* BEGIN *

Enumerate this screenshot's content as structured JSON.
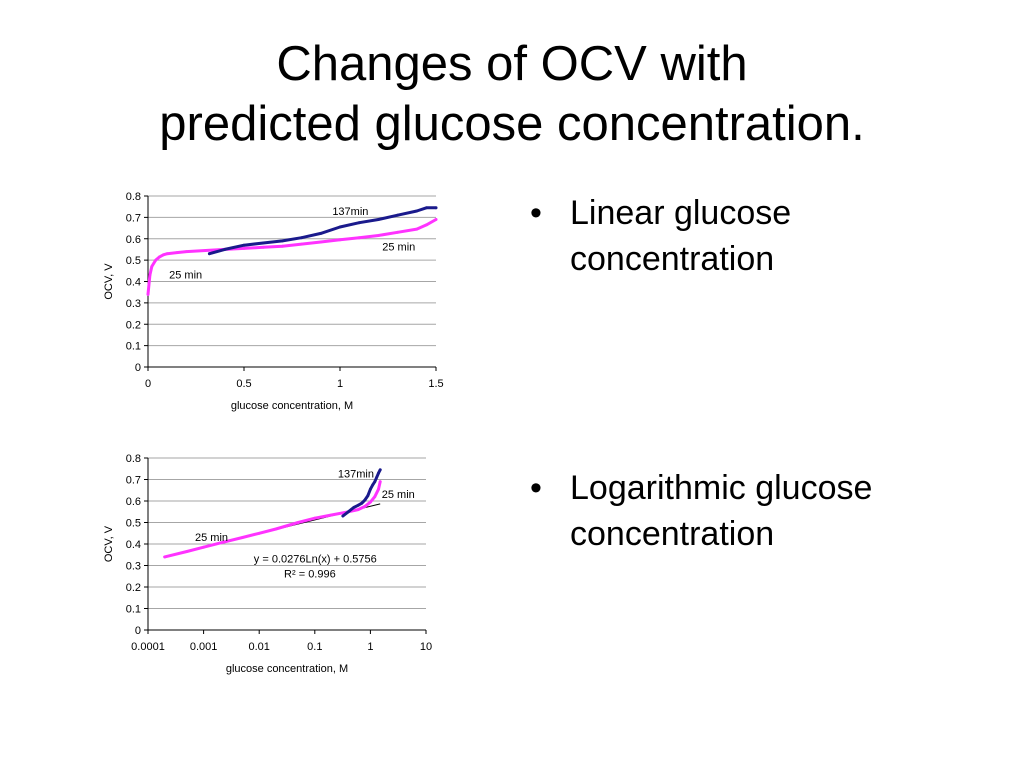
{
  "slide": {
    "title_lines": [
      "Changes of OCV with",
      "predicted glucose concentration."
    ]
  },
  "bullets": [
    {
      "marker": "•",
      "text": "Linear glucose concentration"
    },
    {
      "marker": "•",
      "text": "Logarithmic glucose concentration"
    }
  ],
  "colors": {
    "series_137min": "#1a1a8c",
    "series_25min": "#ff33ff",
    "grid": "#a6a6a6"
  },
  "chart_data": [
    {
      "type": "line",
      "title": "",
      "xlabel": "glucose concentration, M",
      "ylabel": "OCV, V",
      "xscale": "linear",
      "xlim": [
        0,
        1.5
      ],
      "ylim": [
        0,
        0.8
      ],
      "xticks": [
        "0",
        "0.5",
        "1",
        "1.5"
      ],
      "yticks": [
        "0",
        "0.1",
        "0.2",
        "0.3",
        "0.4",
        "0.5",
        "0.6",
        "0.7",
        "0.8"
      ],
      "grid": true,
      "series": [
        {
          "name": "137min",
          "x": [
            0.32,
            0.4,
            0.5,
            0.6,
            0.7,
            0.8,
            0.9,
            1.0,
            1.1,
            1.2,
            1.3,
            1.4,
            1.45,
            1.5
          ],
          "y": [
            0.53,
            0.55,
            0.57,
            0.58,
            0.59,
            0.605,
            0.625,
            0.655,
            0.675,
            0.69,
            0.71,
            0.73,
            0.745,
            0.745
          ]
        },
        {
          "name": "25 min",
          "x": [
            0,
            0.01,
            0.02,
            0.04,
            0.06,
            0.08,
            0.1,
            0.15,
            0.2,
            0.3,
            0.4,
            0.5,
            0.6,
            0.7,
            0.8,
            0.9,
            1.0,
            1.1,
            1.2,
            1.3,
            1.4,
            1.45,
            1.5
          ],
          "y": [
            0.34,
            0.43,
            0.47,
            0.5,
            0.515,
            0.525,
            0.53,
            0.535,
            0.54,
            0.545,
            0.55,
            0.555,
            0.56,
            0.565,
            0.575,
            0.585,
            0.595,
            0.605,
            0.615,
            0.63,
            0.645,
            0.665,
            0.69
          ]
        }
      ],
      "annotations": [
        {
          "text": "137min",
          "x": 0.96,
          "y": 0.71
        },
        {
          "text": "25 min",
          "x": 1.22,
          "y": 0.545
        },
        {
          "text": "25 min",
          "x": 0.11,
          "y": 0.415
        }
      ]
    },
    {
      "type": "line",
      "title": "",
      "xlabel": "glucose concentration, M",
      "ylabel": "OCV, V",
      "xscale": "log",
      "xlim": [
        0.0001,
        10
      ],
      "ylim": [
        0,
        0.8
      ],
      "xticks": [
        "0.0001",
        "0.001",
        "0.01",
        "0.1",
        "1",
        "10"
      ],
      "yticks": [
        "0",
        "0.1",
        "0.2",
        "0.3",
        "0.4",
        "0.5",
        "0.6",
        "0.7",
        "0.8"
      ],
      "grid": true,
      "series": [
        {
          "name": "137min",
          "x": [
            0.32,
            0.4,
            0.5,
            0.6,
            0.7,
            0.8,
            0.9,
            1.0,
            1.1,
            1.2,
            1.3,
            1.4,
            1.5
          ],
          "y": [
            0.53,
            0.55,
            0.57,
            0.58,
            0.59,
            0.605,
            0.625,
            0.655,
            0.675,
            0.69,
            0.71,
            0.73,
            0.745
          ]
        },
        {
          "name": "25 min",
          "x": [
            0.0002,
            0.0005,
            0.001,
            0.002,
            0.005,
            0.01,
            0.02,
            0.05,
            0.1,
            0.2,
            0.4,
            0.6,
            0.8,
            1.0,
            1.2,
            1.4,
            1.5
          ],
          "y": [
            0.34,
            0.365,
            0.385,
            0.405,
            0.43,
            0.45,
            0.47,
            0.5,
            0.52,
            0.535,
            0.55,
            0.56,
            0.575,
            0.595,
            0.62,
            0.655,
            0.69
          ]
        }
      ],
      "trendline": {
        "slope": 0.0276,
        "intercept": 0.5756,
        "x_from": 0.0002,
        "x_to": 1.5
      },
      "annotations": [
        {
          "text": "137min",
          "x": 0.26,
          "y": 0.71
        },
        {
          "text": "25 min",
          "x": 1.6,
          "y": 0.615
        },
        {
          "text": "25 min",
          "x": 0.0007,
          "y": 0.415
        },
        {
          "text": "y = 0.0276Ln(x) + 0.5756",
          "x": 0.008,
          "y": 0.315
        },
        {
          "text": "R² = 0.996",
          "x": 0.028,
          "y": 0.245
        }
      ]
    }
  ]
}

* END *

* _DIRECTIVE_: Restate each entry word for word, leaving out any pictures.

* _WRITTEN RESPONSE_:
Enumerate this screenshot's content as structured JSON.
{
  "slide": {
    "title_lines": [
      "Changes of OCV with",
      "predicted glucose concentration."
    ]
  },
  "bullets": [
    {
      "marker": "•",
      "text": "Linear glucose concentration"
    },
    {
      "marker": "•",
      "text": "Logarithmic glucose concentration"
    }
  ],
  "colors": {
    "series_137min": "#1a1a8c",
    "series_25min": "#ff33ff",
    "grid": "#a6a6a6"
  },
  "chart_data": [
    {
      "type": "line",
      "title": "",
      "xlabel": "glucose concentration, M",
      "ylabel": "OCV, V",
      "xscale": "linear",
      "xlim": [
        0,
        1.5
      ],
      "ylim": [
        0,
        0.8
      ],
      "xticks": [
        "0",
        "0.5",
        "1",
        "1.5"
      ],
      "yticks": [
        "0",
        "0.1",
        "0.2",
        "0.3",
        "0.4",
        "0.5",
        "0.6",
        "0.7",
        "0.8"
      ],
      "grid": true,
      "series": [
        {
          "name": "137min",
          "x": [
            0.32,
            0.4,
            0.5,
            0.6,
            0.7,
            0.8,
            0.9,
            1.0,
            1.1,
            1.2,
            1.3,
            1.4,
            1.45,
            1.5
          ],
          "y": [
            0.53,
            0.55,
            0.57,
            0.58,
            0.59,
            0.605,
            0.625,
            0.655,
            0.675,
            0.69,
            0.71,
            0.73,
            0.745,
            0.745
          ]
        },
        {
          "name": "25 min",
          "x": [
            0,
            0.01,
            0.02,
            0.04,
            0.06,
            0.08,
            0.1,
            0.15,
            0.2,
            0.3,
            0.4,
            0.5,
            0.6,
            0.7,
            0.8,
            0.9,
            1.0,
            1.1,
            1.2,
            1.3,
            1.4,
            1.45,
            1.5
          ],
          "y": [
            0.34,
            0.43,
            0.47,
            0.5,
            0.515,
            0.525,
            0.53,
            0.535,
            0.54,
            0.545,
            0.55,
            0.555,
            0.56,
            0.565,
            0.575,
            0.585,
            0.595,
            0.605,
            0.615,
            0.63,
            0.645,
            0.665,
            0.69
          ]
        }
      ],
      "annotations": [
        {
          "text": "137min",
          "x": 0.96,
          "y": 0.71
        },
        {
          "text": "25 min",
          "x": 1.22,
          "y": 0.545
        },
        {
          "text": "25 min",
          "x": 0.11,
          "y": 0.415
        }
      ]
    },
    {
      "type": "line",
      "title": "",
      "xlabel": "glucose concentration, M",
      "ylabel": "OCV, V",
      "xscale": "log",
      "xlim": [
        0.0001,
        10
      ],
      "ylim": [
        0,
        0.8
      ],
      "xticks": [
        "0.0001",
        "0.001",
        "0.01",
        "0.1",
        "1",
        "10"
      ],
      "yticks": [
        "0",
        "0.1",
        "0.2",
        "0.3",
        "0.4",
        "0.5",
        "0.6",
        "0.7",
        "0.8"
      ],
      "grid": true,
      "series": [
        {
          "name": "137min",
          "x": [
            0.32,
            0.4,
            0.5,
            0.6,
            0.7,
            0.8,
            0.9,
            1.0,
            1.1,
            1.2,
            1.3,
            1.4,
            1.5
          ],
          "y": [
            0.53,
            0.55,
            0.57,
            0.58,
            0.59,
            0.605,
            0.625,
            0.655,
            0.675,
            0.69,
            0.71,
            0.73,
            0.745
          ]
        },
        {
          "name": "25 min",
          "x": [
            0.0002,
            0.0005,
            0.001,
            0.002,
            0.005,
            0.01,
            0.02,
            0.05,
            0.1,
            0.2,
            0.4,
            0.6,
            0.8,
            1.0,
            1.2,
            1.4,
            1.5
          ],
          "y": [
            0.34,
            0.365,
            0.385,
            0.405,
            0.43,
            0.45,
            0.47,
            0.5,
            0.52,
            0.535,
            0.55,
            0.56,
            0.575,
            0.595,
            0.62,
            0.655,
            0.69
          ]
        }
      ],
      "trendline": {
        "slope": 0.0276,
        "intercept": 0.5756,
        "x_from": 0.0002,
        "x_to": 1.5
      },
      "annotations": [
        {
          "text": "137min",
          "x": 0.26,
          "y": 0.71
        },
        {
          "text": "25 min",
          "x": 1.6,
          "y": 0.615
        },
        {
          "text": "25 min",
          "x": 0.0007,
          "y": 0.415
        },
        {
          "text": "y = 0.0276Ln(x) + 0.5756",
          "x": 0.008,
          "y": 0.315
        },
        {
          "text": "R² = 0.996",
          "x": 0.028,
          "y": 0.245
        }
      ]
    }
  ]
}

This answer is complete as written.